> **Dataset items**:
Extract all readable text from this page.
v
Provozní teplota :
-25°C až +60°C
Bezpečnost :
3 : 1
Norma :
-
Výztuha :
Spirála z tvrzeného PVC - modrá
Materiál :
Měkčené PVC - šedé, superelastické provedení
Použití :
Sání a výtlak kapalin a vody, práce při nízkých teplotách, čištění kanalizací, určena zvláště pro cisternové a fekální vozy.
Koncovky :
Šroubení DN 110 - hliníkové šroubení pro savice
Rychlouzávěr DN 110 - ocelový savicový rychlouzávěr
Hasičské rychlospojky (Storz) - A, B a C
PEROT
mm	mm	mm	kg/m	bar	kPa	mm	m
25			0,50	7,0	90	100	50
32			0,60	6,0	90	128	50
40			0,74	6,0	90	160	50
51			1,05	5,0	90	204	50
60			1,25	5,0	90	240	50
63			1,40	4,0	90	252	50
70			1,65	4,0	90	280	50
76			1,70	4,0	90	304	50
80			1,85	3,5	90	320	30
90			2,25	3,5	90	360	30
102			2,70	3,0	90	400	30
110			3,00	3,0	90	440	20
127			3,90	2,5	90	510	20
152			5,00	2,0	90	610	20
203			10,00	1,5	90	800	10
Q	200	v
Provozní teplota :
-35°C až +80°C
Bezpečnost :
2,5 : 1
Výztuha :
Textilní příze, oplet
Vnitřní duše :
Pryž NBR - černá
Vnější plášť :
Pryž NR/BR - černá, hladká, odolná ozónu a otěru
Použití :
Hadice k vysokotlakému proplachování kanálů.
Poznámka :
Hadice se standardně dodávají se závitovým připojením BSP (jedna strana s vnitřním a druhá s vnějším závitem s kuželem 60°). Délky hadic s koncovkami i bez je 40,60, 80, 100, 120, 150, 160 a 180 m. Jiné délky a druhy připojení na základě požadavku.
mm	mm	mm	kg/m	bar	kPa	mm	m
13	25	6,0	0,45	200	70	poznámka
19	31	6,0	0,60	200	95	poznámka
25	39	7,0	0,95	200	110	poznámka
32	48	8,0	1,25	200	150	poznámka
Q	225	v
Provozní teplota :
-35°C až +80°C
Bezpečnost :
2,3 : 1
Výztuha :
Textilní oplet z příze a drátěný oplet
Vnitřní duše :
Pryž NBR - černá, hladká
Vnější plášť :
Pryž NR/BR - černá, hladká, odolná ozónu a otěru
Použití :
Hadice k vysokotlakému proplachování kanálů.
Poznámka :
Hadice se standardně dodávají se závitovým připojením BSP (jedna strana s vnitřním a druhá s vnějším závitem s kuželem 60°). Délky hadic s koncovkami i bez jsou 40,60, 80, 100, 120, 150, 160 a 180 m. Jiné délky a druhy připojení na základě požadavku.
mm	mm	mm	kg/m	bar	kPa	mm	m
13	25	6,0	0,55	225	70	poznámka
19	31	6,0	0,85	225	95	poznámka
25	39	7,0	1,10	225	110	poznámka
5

> **EXERCISE INSTRUCTIONS**: Which lines in the listing above hold the word "požadavku"? Show each of them.

> **EXERCISE RESULT**:
Hadice se standardně dodávají se závitovým připojením BSP (jedna strana s vnitřním a druhá s vnějším závitem s kuželem 60°). Délky hadic s koncovkami i bez je 40,60, 80, 100, 120, 150, 160 a 180 m. Jiné délky a druhy připojení na základě požadavku.
Hadice se standardně dodávají se závitovým připojením BSP (jedna strana s vnitřním a druhá s vnějším závitem s kuželem 60°). Délky hadic s koncovkami i bez jsou 40,60, 80, 100, 120, 150, 160 a 180 m. Jiné délky a druhy připojení na základě požadavku.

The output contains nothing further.